↓↓↓

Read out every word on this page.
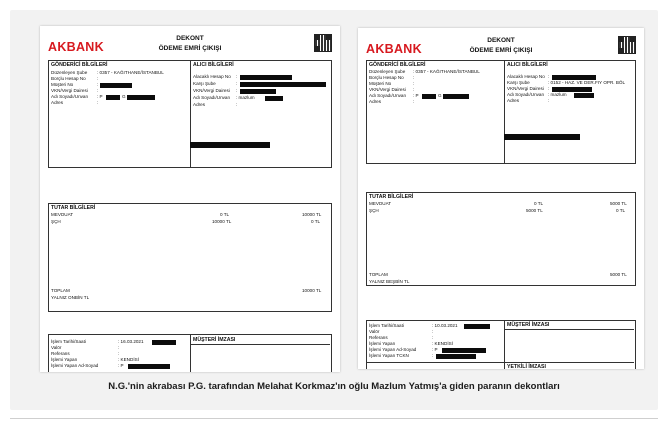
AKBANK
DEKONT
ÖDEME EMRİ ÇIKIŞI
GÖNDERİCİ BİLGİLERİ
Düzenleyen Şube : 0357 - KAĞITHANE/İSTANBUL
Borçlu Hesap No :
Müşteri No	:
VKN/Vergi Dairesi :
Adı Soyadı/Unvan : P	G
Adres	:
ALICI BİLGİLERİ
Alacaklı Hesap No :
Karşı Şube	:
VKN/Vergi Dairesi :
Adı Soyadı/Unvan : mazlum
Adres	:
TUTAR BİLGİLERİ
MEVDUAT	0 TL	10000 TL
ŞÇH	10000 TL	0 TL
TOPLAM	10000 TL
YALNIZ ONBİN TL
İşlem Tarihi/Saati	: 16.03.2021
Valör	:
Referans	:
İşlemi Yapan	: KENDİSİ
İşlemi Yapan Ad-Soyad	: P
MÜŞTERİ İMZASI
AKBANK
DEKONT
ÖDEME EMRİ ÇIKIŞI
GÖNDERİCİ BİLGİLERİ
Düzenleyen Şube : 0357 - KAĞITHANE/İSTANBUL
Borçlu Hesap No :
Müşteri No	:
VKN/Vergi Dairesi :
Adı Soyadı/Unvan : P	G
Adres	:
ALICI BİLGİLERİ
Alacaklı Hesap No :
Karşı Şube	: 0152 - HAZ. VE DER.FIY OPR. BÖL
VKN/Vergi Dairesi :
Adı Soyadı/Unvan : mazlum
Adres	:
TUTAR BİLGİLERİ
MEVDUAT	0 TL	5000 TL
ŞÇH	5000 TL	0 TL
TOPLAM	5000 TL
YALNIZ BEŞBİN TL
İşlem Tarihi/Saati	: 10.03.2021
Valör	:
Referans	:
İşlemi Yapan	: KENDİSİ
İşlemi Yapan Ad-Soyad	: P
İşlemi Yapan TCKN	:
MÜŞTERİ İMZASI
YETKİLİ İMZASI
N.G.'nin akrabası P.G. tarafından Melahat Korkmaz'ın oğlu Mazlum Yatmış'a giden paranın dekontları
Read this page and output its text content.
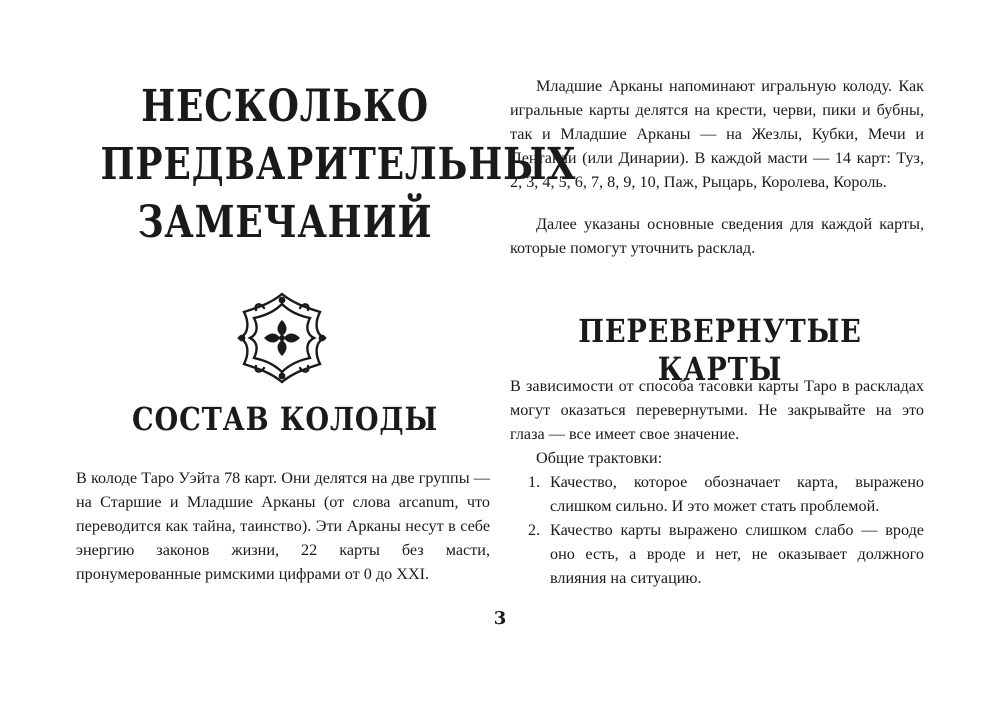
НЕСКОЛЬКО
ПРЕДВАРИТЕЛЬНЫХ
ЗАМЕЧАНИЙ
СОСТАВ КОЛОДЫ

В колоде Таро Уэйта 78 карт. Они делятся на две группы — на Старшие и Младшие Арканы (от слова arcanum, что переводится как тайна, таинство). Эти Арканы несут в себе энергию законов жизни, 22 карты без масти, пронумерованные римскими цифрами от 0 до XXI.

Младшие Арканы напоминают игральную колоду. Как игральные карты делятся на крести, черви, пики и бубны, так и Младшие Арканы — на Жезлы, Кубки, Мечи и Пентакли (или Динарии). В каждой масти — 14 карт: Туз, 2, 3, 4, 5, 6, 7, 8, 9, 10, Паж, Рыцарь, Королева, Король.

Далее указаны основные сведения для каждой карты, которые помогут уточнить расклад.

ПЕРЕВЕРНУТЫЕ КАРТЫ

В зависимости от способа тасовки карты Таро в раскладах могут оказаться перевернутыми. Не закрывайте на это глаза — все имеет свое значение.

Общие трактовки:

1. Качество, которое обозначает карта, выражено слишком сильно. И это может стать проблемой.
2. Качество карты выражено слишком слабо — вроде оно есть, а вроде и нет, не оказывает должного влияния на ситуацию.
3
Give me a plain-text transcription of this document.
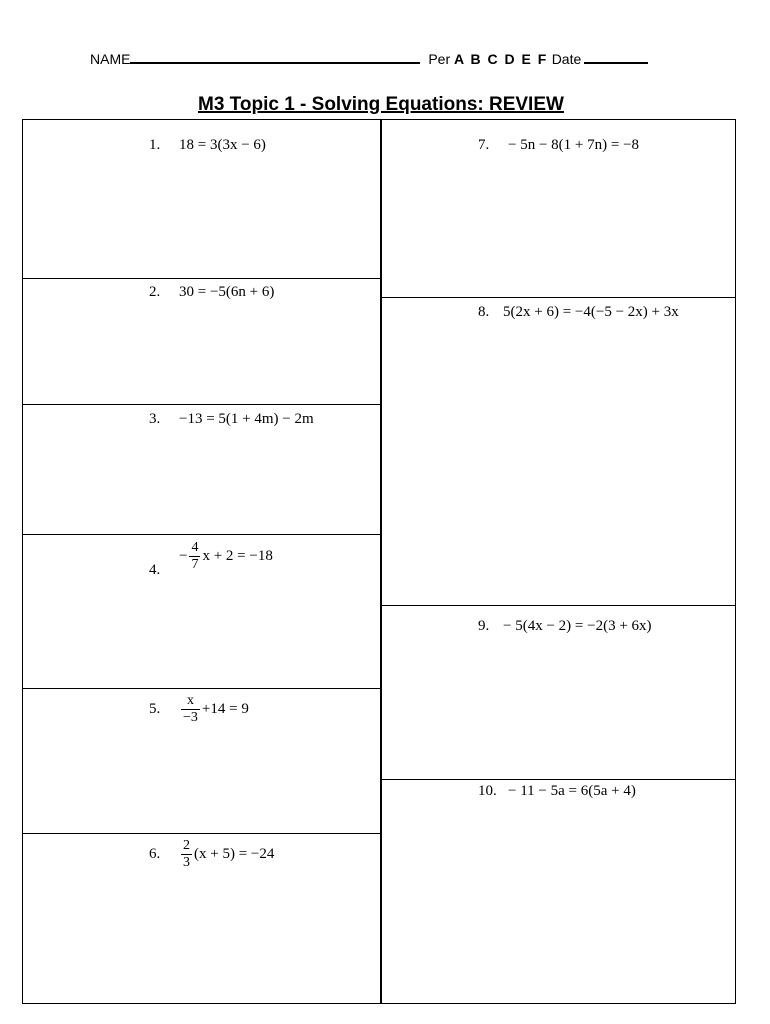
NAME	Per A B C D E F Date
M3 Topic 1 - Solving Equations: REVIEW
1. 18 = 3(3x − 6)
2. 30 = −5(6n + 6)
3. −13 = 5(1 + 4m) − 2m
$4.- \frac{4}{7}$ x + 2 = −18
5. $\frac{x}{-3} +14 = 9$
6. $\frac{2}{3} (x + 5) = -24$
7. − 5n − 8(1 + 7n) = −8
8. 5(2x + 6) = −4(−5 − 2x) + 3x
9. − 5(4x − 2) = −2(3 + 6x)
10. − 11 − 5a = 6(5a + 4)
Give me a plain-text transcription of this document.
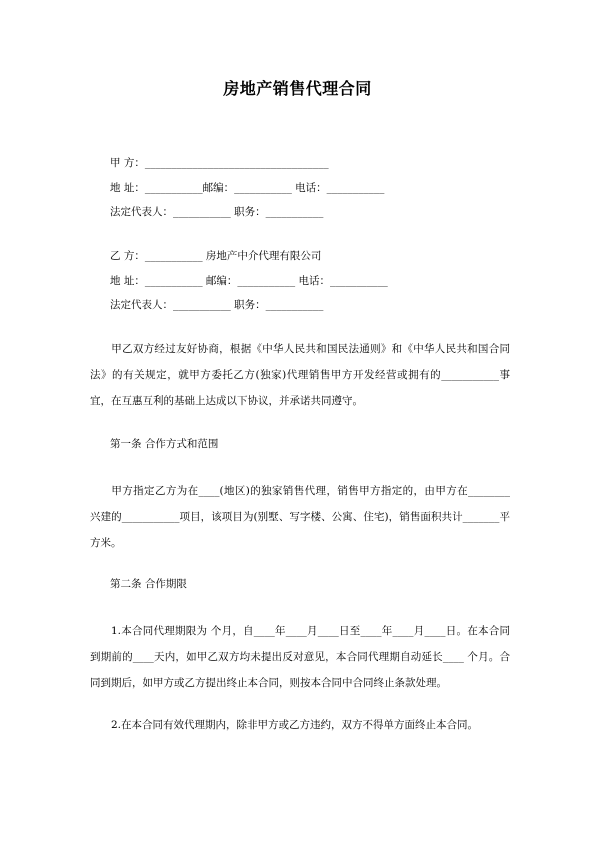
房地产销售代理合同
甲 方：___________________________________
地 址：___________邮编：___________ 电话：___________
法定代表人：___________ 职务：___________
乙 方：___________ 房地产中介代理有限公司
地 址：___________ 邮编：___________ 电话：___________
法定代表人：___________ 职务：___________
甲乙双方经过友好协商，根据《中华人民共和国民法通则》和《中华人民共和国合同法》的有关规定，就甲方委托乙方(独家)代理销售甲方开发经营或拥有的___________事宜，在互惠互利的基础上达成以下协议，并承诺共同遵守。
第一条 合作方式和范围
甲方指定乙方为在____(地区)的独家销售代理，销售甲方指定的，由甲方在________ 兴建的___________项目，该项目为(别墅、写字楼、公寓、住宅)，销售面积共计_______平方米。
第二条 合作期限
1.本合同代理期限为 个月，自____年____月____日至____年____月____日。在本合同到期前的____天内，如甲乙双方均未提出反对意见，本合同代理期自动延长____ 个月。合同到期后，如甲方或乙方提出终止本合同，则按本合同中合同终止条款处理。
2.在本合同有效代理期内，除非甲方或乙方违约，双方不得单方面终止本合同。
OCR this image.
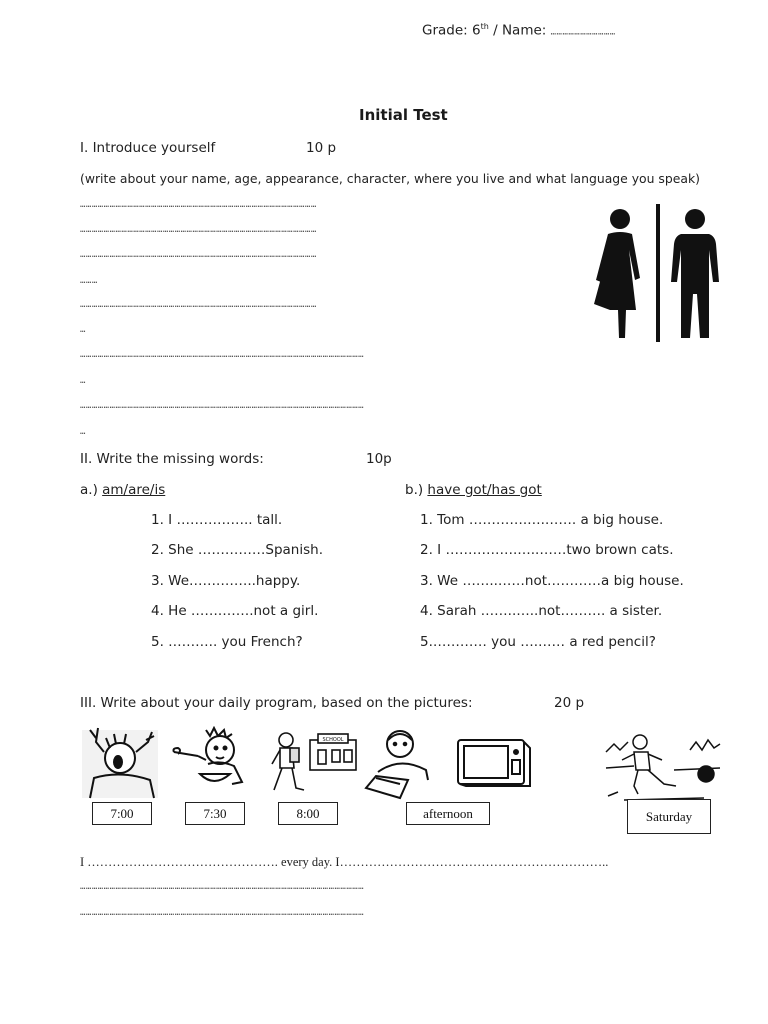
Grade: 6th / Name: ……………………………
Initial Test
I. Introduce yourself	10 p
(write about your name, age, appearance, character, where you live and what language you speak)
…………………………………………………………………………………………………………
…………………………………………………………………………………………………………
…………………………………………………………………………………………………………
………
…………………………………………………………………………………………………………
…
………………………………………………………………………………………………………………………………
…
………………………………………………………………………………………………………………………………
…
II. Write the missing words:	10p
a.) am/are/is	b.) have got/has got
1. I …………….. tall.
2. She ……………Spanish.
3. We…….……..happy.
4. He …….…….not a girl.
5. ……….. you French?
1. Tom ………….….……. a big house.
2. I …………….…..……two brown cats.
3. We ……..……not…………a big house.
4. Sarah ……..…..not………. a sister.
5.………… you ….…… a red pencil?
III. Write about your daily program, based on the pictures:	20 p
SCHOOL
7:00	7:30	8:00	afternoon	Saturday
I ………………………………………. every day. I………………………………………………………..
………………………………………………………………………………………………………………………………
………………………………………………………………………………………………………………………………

↑↑↑

Set down the material above as is, without any pictures.

Read out every word on this page.
AKBANK
DEKONT
ÖDEME EMRİ ÇIKIŞI
GÖNDERİCİ BİLGİLERİ
Düzenleyen Şube : 0357 - KAĞITHANE/İSTANBUL
Borçlu Hesap No :
Müşteri No	:
VKN/Vergi Dairesi :
Adı Soyadı/Unvan : P	G
Adres	:
ALICI BİLGİLERİ
Alacaklı Hesap No :
Karşı Şube	:
VKN/Vergi Dairesi :
Adı Soyadı/Unvan : mazlum
Adres	:
TUTAR BİLGİLERİ
MEVDUAT	0 TL	10000 TL
ŞÇH	10000 TL	0 TL
TOPLAM	10000 TL
YALNIZ ONBİN TL
İşlem Tarihi/Saati	: 16.03.2021
Valör	:
Referans	:
İşlemi Yapan	: KENDİSİ
İşlemi Yapan Ad-Soyad	: P
MÜŞTERİ İMZASI
AKBANK
DEKONT
ÖDEME EMRİ ÇIKIŞI
GÖNDERİCİ BİLGİLERİ
Düzenleyen Şube : 0357 - KAĞITHANE/İSTANBUL
Borçlu Hesap No :
Müşteri No	:
VKN/Vergi Dairesi :
Adı Soyadı/Unvan : P	G
Adres	:
ALICI BİLGİLERİ
Alacaklı Hesap No :
Karşı Şube	: 0152 - HAZ. VE DER.FIY OPR. BÖL
VKN/Vergi Dairesi :
Adı Soyadı/Unvan : mazlum
Adres	:
TUTAR BİLGİLERİ
MEVDUAT	0 TL	5000 TL
ŞÇH	5000 TL	0 TL
TOPLAM	5000 TL
YALNIZ BEŞBİN TL
İşlem Tarihi/Saati	: 10.03.2021
Valör	:
Referans	:
İşlemi Yapan	: KENDİSİ
İşlemi Yapan Ad-Soyad	: P
İşlemi Yapan TCKN	:
MÜŞTERİ İMZASI
YETKİLİ İMZASI
N.G.'nin akrabası P.G. tarafından Melahat Korkmaz'ın oğlu Mazlum Yatmış'a giden paranın dekontları
Read this page and output its text content.
НЕСКОЛЬКО
ПРЕДВАРИТЕЛЬНЫХ
ЗАМЕЧАНИЙ
СОСТАВ КОЛОДЫ

В колоде Таро Уэйта 78 карт. Они делятся на две группы — на Старшие и Младшие Арканы (от слова arcanum, что переводится как тайна, таинство). Эти Арканы несут в себе энергию законов жизни, 22 карты без масти, пронумерованные римскими цифрами от 0 до XXI.

Младшие Арканы напоминают игральную колоду. Как игральные карты делятся на крести, черви, пики и бубны, так и Младшие Арканы — на Жезлы, Кубки, Мечи и Пентакли (или Динарии). В каждой масти — 14 карт: Туз, 2, 3, 4, 5, 6, 7, 8, 9, 10, Паж, Рыцарь, Королева, Король.

Далее указаны основные сведения для каждой карты, которые помогут уточнить расклад.

ПЕРЕВЕРНУТЫЕ КАРТЫ

В зависимости от способа тасовки карты Таро в раскладах могут оказаться перевернутыми. Не закрывайте на это глаза — все имеет свое значение.

Общие трактовки:

1. Качество, которое обозначает карта, выражено слишком сильно. И это может стать проблемой.
2. Качество карты выражено слишком слабо — вроде оно есть, а вроде и нет, не оказывает должного влияния на ситуацию.
3
Give me a plain-text transcription of this document.
NAME	Per A B C D E F Date
M3 Topic 1 - Solving Equations: REVIEW
1. 18 = 3(3x − 6)
2. 30 = −5(6n + 6)
3. −13 = 5(1 + 4m) − 2m
$4.- \frac{4}{7}$ x + 2 = −18
5. $\frac{x}{-3} +14 = 9$
6. $\frac{2}{3} (x + 5) = -24$
7. − 5n − 8(1 + 7n) = −8
8. 5(2x + 6) = −4(−5 − 2x) + 3x
9. − 5(4x − 2) = −2(3 + 6x)
10. − 11 − 5a = 6(5a + 4)
Give me a plain-text transcription of this document.
房地产销售代理合同
甲 方：___________________________________
地 址：___________邮编：___________ 电话：___________
法定代表人：___________ 职务：___________
乙 方：___________ 房地产中介代理有限公司
地 址：___________ 邮编：___________ 电话：___________
法定代表人：___________ 职务：___________
甲乙双方经过友好协商，根据《中华人民共和国民法通则》和《中华人民共和国合同法》的有关规定，就甲方委托乙方(独家)代理销售甲方开发经营或拥有的___________事宜，在互惠互利的基础上达成以下协议，并承诺共同遵守。
第一条 合作方式和范围
甲方指定乙方为在____(地区)的独家销售代理，销售甲方指定的，由甲方在________ 兴建的___________项目，该项目为(别墅、写字楼、公寓、住宅)，销售面积共计_______平方米。
第二条 合作期限
1.本合同代理期限为 个月，自____年____月____日至____年____月____日。在本合同到期前的____天内，如甲乙双方均未提出反对意见，本合同代理期自动延长____ 个月。合同到期后，如甲方或乙方提出终止本合同，则按本合同中合同终止条款处理。
2.在本合同有效代理期内，除非甲方或乙方违约，双方不得单方面终止本合同。
OCR this image.
Grade: 6th / Name: ……………………………
Initial Test
I. Introduce yourself	10 p
(write about your name, age, appearance, character, where you live and what language you speak)
…………………………………………………………………………………………………………
…………………………………………………………………………………………………………
…………………………………………………………………………………………………………
………
…………………………………………………………………………………………………………
…
………………………………………………………………………………………………………………………………
…
………………………………………………………………………………………………………………………………
…
II. Write the missing words:	10p
a.) am/are/is	b.) have got/has got
1. I …………….. tall.
2. She ……………Spanish.
3. We…….……..happy.
4. He …….…….not a girl.
5. ……….. you French?
1. Tom ………….….……. a big house.
2. I …………….…..……two brown cats.
3. We ……..……not…………a big house.
4. Sarah ……..…..not………. a sister.
5.………… you ….…… a red pencil?
III. Write about your daily program, based on the pictures:	20 p
SCHOOL
7:00	7:30	8:00	afternoon	Saturday
I ………………………………………. every day. I………………………………………………………..
………………………………………………………………………………………………………………………………
………………………………………………………………………………………………………………………………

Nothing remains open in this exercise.